TÂCHE COURTE 1
D'après le texte sur la bicyclette en vacances, expliquez pourquoi l'intention de pédaler pendant les vacances est jugée excellente.
TÂCHE COURTE 2
Poursuivez le texte sur la bicyclette en vacances à partir de sa dernière phrase.

TEXTE
↓↓↓
Bien des personnes ne pratiquent la bicyclette que
pendant leurs vacances. Leur profession ne les oblige pas à s’en servir « utilitairement »,
et, surtout s’ils sont citadins, d’autres distractions occupent leurs
dimanches. Mais ils se promettent bien de pédaler allègrement par les routes et
chemins embellis par l’été, dès qu’ils jouiront de leurs longs loisirs de
vacances. Et c’est là, évidemment, une excellente intention ; car, pour se
remettre des fatigues et tracas de la vie quotidienne, pour secouer la routine
des gestes et même des pensées qu’impose la profession, rien n’est plus
efficace que cet exercice prolongé au grand air, qui joint les effets de
l’activité physique sur le corps à ceux que la contemplation de la nature
apporte à l’esprit.
Malheureusement, ces rêves d’évasion dans les campagnes
fleuries, au long des rivières murmurantes, sous les ombrages des solennelles
forêts, se heurtent trop souvent, dès qu’on veut les réaliser, à des déboires
décourageants. La fatigue, les courbatures tenaces sont les résultats pénibles
des premières tentatives ; et, en fait d’impressions, on n’a le souvenir
que des efforts qu’il a fallu donner dans les côtes ou contre le vent. On
arrive à considérer une promenade de plus de 50 kilomètres comme un
exploit athlétique, réservé aux champions ; et l’on ne peut même envisager
l’entreprise d’un voyage à bicyclette à travers quelque belle région de France.
↑↑↑
SECTION DES DONNÉES
↓↓↓
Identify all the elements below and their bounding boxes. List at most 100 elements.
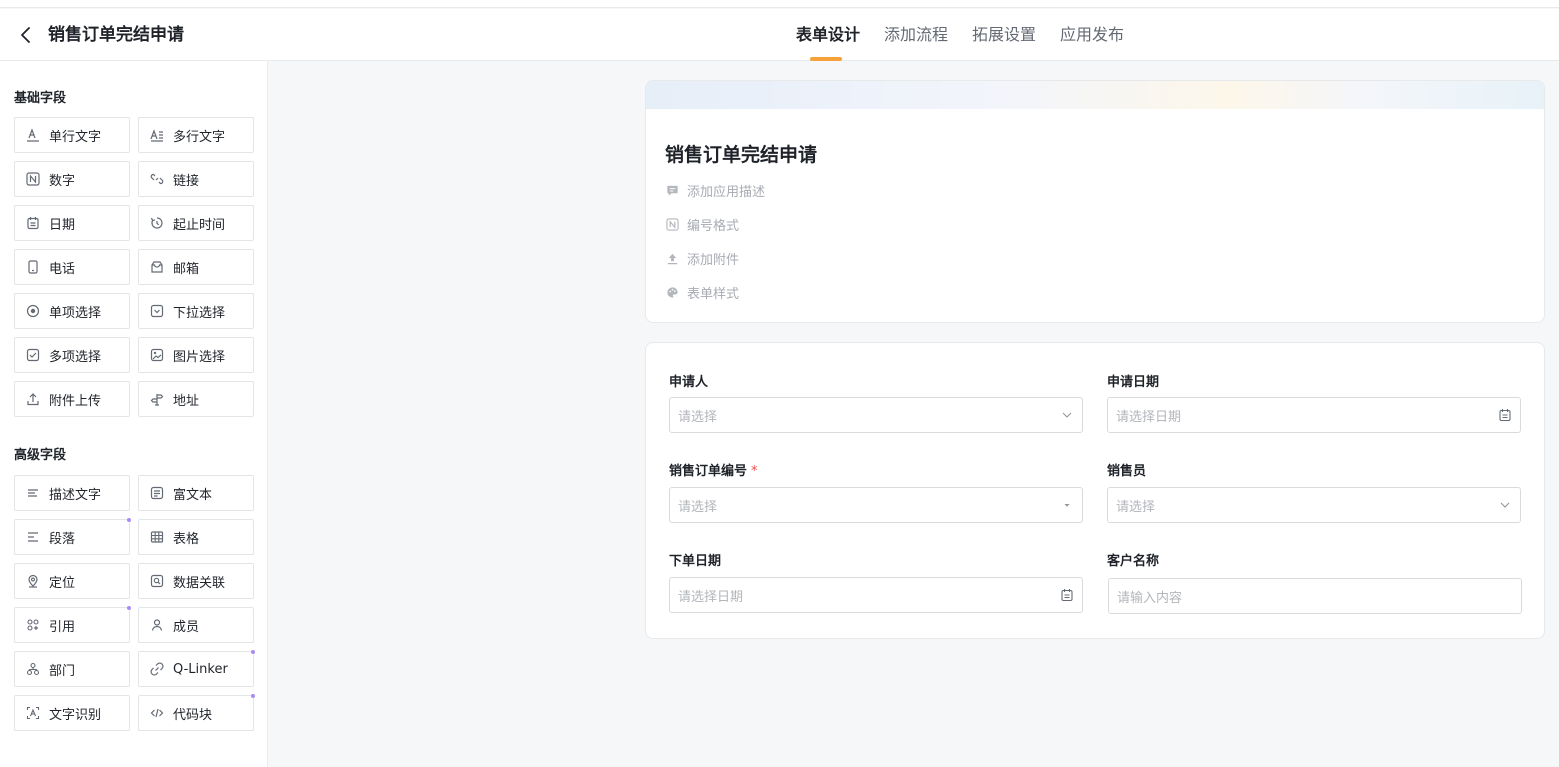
↑↑↑
RÉPONSE FINALE 1
Pour se remettre des fatigues et des tracas de la vie quotidienne et pour secouer la routine des gestes et des pensées qu'impose la profession, rien n'est plus efficace que cet exercice prolongé au grand air. Il joint en effet les effets de l'activité physique sur le corps à ceux que la contemplation de la nature apporte à l'esprit.

RÉPONSE FINALE 2
Aussi le vélo que l’on a emporté en villégiature, avec ses autres bagages, ne
remplit bientôt qu’un rôle utilitaire banal, pour le transport de l’hôtel à la
plage ou vers la proche auberge où il est de mode de prendre le thé. Pendant
ses vacances, on n’aura bénéficié d’aucun des agréments et avantages qu’on peut
retirer du cyclisme.
C’est qu’on a oublié que ce cyclisme est un exercice
physique assez intense qu’on ne peut pratiquer facilement et agréablement sans
s’y être préparé. Il ne s’agit certes pas de s’astreindre à l’entraînement
sévère et prolongé par lequel les coureurs se mettent en forme ; mais il
faut adapter ses muscles à ce mouvement spécial, le pédalage, auquel ne nous
habituent nullement les gestes ni les allées et venues de la vie courante. Et,
d’autre part, si le cyclisme a de bons effets sur la santé, c’est qu’il
détermine une assez grande dépense d’énergie, exigeant bonne respiration et
circulation facile. La vie sédentaire, à laquelle tant de gens sont astreints
de par leur profession, porte atteinte à la fois à la vigueur de leurs muscles
et à la puissance fonctionnelle de leurs organes. C’est à cet amoindrissement
de leurs capacités physiques qu’on devrait remédier avant de partir en
vacances, si l’on veut profiter de celles-ci pour pratiquer le cyclisme avec
assez de régularité pour en retirer du plaisir et de la santé.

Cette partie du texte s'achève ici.